[Entries taken from a collection]
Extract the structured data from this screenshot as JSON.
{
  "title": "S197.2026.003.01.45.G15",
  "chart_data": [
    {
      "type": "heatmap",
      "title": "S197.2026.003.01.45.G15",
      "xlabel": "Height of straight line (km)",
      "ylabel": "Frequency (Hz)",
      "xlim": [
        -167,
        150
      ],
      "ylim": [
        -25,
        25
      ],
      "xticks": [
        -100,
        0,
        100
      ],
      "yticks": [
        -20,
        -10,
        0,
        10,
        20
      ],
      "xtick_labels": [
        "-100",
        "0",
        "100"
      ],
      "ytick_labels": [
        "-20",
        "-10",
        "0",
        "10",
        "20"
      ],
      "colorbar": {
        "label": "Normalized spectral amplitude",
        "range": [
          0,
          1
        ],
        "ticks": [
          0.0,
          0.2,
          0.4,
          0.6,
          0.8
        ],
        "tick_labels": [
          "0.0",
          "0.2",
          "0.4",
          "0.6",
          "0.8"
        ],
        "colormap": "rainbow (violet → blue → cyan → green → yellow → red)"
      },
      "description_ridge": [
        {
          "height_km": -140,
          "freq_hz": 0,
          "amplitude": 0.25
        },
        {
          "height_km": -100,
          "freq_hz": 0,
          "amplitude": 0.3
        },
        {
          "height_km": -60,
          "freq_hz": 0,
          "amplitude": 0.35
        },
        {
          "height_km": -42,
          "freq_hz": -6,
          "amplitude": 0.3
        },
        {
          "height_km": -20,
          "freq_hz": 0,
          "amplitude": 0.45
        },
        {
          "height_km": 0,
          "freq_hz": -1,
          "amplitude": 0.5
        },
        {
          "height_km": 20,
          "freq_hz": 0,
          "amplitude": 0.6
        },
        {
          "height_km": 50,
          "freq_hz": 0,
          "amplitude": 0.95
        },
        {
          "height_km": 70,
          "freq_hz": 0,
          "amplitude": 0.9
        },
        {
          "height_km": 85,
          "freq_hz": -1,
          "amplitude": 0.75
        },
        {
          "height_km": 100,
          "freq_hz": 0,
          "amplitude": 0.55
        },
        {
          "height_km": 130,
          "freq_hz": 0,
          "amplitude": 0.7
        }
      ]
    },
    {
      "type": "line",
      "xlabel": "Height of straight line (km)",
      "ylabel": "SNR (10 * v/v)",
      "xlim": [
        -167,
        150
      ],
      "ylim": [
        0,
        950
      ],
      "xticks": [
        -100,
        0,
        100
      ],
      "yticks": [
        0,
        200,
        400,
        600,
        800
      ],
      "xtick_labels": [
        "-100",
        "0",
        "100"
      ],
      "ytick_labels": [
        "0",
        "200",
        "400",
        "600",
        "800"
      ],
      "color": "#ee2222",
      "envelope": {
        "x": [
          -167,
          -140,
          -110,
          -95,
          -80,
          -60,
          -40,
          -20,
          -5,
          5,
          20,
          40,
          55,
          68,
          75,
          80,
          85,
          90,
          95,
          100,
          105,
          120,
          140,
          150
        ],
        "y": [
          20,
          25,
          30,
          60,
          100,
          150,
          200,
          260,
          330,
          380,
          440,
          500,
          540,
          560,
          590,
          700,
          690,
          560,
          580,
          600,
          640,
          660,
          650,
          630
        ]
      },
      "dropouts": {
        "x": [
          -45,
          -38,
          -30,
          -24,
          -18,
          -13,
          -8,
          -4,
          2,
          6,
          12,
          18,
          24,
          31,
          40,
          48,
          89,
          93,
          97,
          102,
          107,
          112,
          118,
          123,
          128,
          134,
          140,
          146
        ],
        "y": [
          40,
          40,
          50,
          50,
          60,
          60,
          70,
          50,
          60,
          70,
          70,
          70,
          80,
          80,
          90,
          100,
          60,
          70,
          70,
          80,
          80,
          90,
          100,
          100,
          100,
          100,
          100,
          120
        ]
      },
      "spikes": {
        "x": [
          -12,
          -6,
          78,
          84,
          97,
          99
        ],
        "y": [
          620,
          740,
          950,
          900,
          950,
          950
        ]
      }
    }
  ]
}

Problem to solve: Retype every entry above, word for word.

Final answer:
Extract the structured data from this screenshot as JSON.
{
  "title": "S197.2026.003.01.45.G15",
  "chart_data": [
    {
      "type": "heatmap",
      "title": "S197.2026.003.01.45.G15",
      "xlabel": "Height of straight line (km)",
      "ylabel": "Frequency (Hz)",
      "xlim": [
        -167,
        150
      ],
      "ylim": [
        -25,
        25
      ],
      "xticks": [
        -100,
        0,
        100
      ],
      "yticks": [
        -20,
        -10,
        0,
        10,
        20
      ],
      "xtick_labels": [
        "-100",
        "0",
        "100"
      ],
      "ytick_labels": [
        "-20",
        "-10",
        "0",
        "10",
        "20"
      ],
      "colorbar": {
        "label": "Normalized spectral amplitude",
        "range": [
          0,
          1
        ],
        "ticks": [
          0.0,
          0.2,
          0.4,
          0.6,
          0.8
        ],
        "tick_labels": [
          "0.0",
          "0.2",
          "0.4",
          "0.6",
          "0.8"
        ],
        "colormap": "rainbow (violet → blue → cyan → green → yellow → red)"
      },
      "description_ridge": [
        {
          "height_km": -140,
          "freq_hz": 0,
          "amplitude": 0.25
        },
        {
          "height_km": -100,
          "freq_hz": 0,
          "amplitude": 0.3
        },
        {
          "height_km": -60,
          "freq_hz": 0,
          "amplitude": 0.35
        },
        {
          "height_km": -42,
          "freq_hz": -6,
          "amplitude": 0.3
        },
        {
          "height_km": -20,
          "freq_hz": 0,
          "amplitude": 0.45
        },
        {
          "height_km": 0,
          "freq_hz": -1,
          "amplitude": 0.5
        },
        {
          "height_km": 20,
          "freq_hz": 0,
          "amplitude": 0.6
        },
        {
          "height_km": 50,
          "freq_hz": 0,
          "amplitude": 0.95
        },
        {
          "height_km": 70,
          "freq_hz": 0,
          "amplitude": 0.9
        },
        {
          "height_km": 85,
          "freq_hz": -1,
          "amplitude": 0.75
        },
        {
          "height_km": 100,
          "freq_hz": 0,
          "amplitude": 0.55
        },
        {
          "height_km": 130,
          "freq_hz": 0,
          "amplitude": 0.7
        }
      ]
    },
    {
      "type": "line",
      "xlabel": "Height of straight line (km)",
      "ylabel": "SNR (10 * v/v)",
      "xlim": [
        -167,
        150
      ],
      "ylim": [
        0,
        950
      ],
      "xticks": [
        -100,
        0,
        100
      ],
      "yticks": [
        0,
        200,
        400,
        600,
        800
      ],
      "xtick_labels": [
        "-100",
        "0",
        "100"
      ],
      "ytick_labels": [
        "0",
        "200",
        "400",
        "600",
        "800"
      ],
      "color": "#ee2222",
      "envelope": {
        "x": [
          -167,
          -140,
          -110,
          -95,
          -80,
          -60,
          -40,
          -20,
          -5,
          5,
          20,
          40,
          55,
          68,
          75,
          80,
          85,
          90,
          95,
          100,
          105,
          120,
          140,
          150
        ],
        "y": [
          20,
          25,
          30,
          60,
          100,
          150,
          200,
          260,
          330,
          380,
          440,
          500,
          540,
          560,
          590,
          700,
          690,
          560,
          580,
          600,
          640,
          660,
          650,
          630
        ]
      },
      "dropouts": {
        "x": [
          -45,
          -38,
          -30,
          -24,
          -18,
          -13,
          -8,
          -4,
          2,
          6,
          12,
          18,
          24,
          31,
          40,
          48,
          89,
          93,
          97,
          102,
          107,
          112,
          118,
          123,
          128,
          134,
          140,
          146
        ],
        "y": [
          40,
          40,
          50,
          50,
          60,
          60,
          70,
          50,
          60,
          70,
          70,
          70,
          80,
          80,
          90,
          100,
          60,
          70,
          70,
          80,
          80,
          90,
          100,
          100,
          100,
          100,
          100,
          120
        ]
      },
      "spikes": {
        "x": [
          -12,
          -6,
          78,
          84,
          97,
          99
        ],
        "y": [
          620,
          740,
          950,
          900,
          950,
          950
        ]
      }
    }
  ]
}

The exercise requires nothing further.